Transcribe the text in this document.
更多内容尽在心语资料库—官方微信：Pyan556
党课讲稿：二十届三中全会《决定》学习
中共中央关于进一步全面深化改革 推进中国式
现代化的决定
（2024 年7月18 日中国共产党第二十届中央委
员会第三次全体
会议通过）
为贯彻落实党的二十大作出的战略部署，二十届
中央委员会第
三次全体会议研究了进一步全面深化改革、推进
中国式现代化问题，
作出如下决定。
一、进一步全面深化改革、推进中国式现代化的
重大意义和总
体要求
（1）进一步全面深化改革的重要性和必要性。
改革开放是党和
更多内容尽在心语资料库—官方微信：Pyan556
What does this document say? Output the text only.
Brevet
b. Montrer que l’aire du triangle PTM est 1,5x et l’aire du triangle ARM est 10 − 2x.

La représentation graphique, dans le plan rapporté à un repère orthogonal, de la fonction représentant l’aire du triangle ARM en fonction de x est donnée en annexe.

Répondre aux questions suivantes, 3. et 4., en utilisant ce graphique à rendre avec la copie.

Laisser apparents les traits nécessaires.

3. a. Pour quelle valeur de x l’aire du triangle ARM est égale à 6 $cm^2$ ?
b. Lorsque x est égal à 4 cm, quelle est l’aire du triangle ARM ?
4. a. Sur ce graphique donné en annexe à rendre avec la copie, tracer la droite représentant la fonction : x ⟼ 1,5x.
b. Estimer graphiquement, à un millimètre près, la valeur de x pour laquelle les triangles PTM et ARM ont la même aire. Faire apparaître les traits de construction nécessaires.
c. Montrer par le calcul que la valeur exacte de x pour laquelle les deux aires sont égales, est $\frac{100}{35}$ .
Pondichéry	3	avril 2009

** GIVEN INSTRUCTION **
Quote the entire listing above exactly.

** RESULT OF THIS TASK **
Transcribe the text in this document.
更多内容尽在心语资料库—官方微信：Pyan556
党课讲稿：二十届三中全会《决定》学习
中共中央关于进一步全面深化改革 推进中国式
现代化的决定
（2024 年7月18 日中国共产党第二十届中央委
员会第三次全体
会议通过）
为贯彻落实党的二十大作出的战略部署，二十届
中央委员会第
三次全体会议研究了进一步全面深化改革、推进
中国式现代化问题，
作出如下决定。
一、进一步全面深化改革、推进中国式现代化的
重大意义和总
体要求
（1）进一步全面深化改革的重要性和必要性。
改革开放是党和
更多内容尽在心语资料库—官方微信：Pyan556
What does this document say? Output the text only.
Brevet
b. Montrer que l’aire du triangle PTM est 1,5x et l’aire du triangle ARM est 10 − 2x.

La représentation graphique, dans le plan rapporté à un repère orthogonal, de la fonction représentant l’aire du triangle ARM en fonction de x est donnée en annexe.

Répondre aux questions suivantes, 3. et 4., en utilisant ce graphique à rendre avec la copie.

Laisser apparents les traits nécessaires.

3. a. Pour quelle valeur de x l’aire du triangle ARM est égale à 6 $cm^2$ ?
b. Lorsque x est égal à 4 cm, quelle est l’aire du triangle ARM ?
4. a. Sur ce graphique donné en annexe à rendre avec la copie, tracer la droite représentant la fonction : x ⟼ 1,5x.
b. Estimer graphiquement, à un millimètre près, la valeur de x pour laquelle les triangles PTM et ARM ont la même aire. Faire apparaître les traits de construction nécessaires.
c. Montrer par le calcul que la valeur exacte de x pour laquelle les deux aires sont égales, est $\frac{100}{35}$ .
Pondichéry	3	avril 2009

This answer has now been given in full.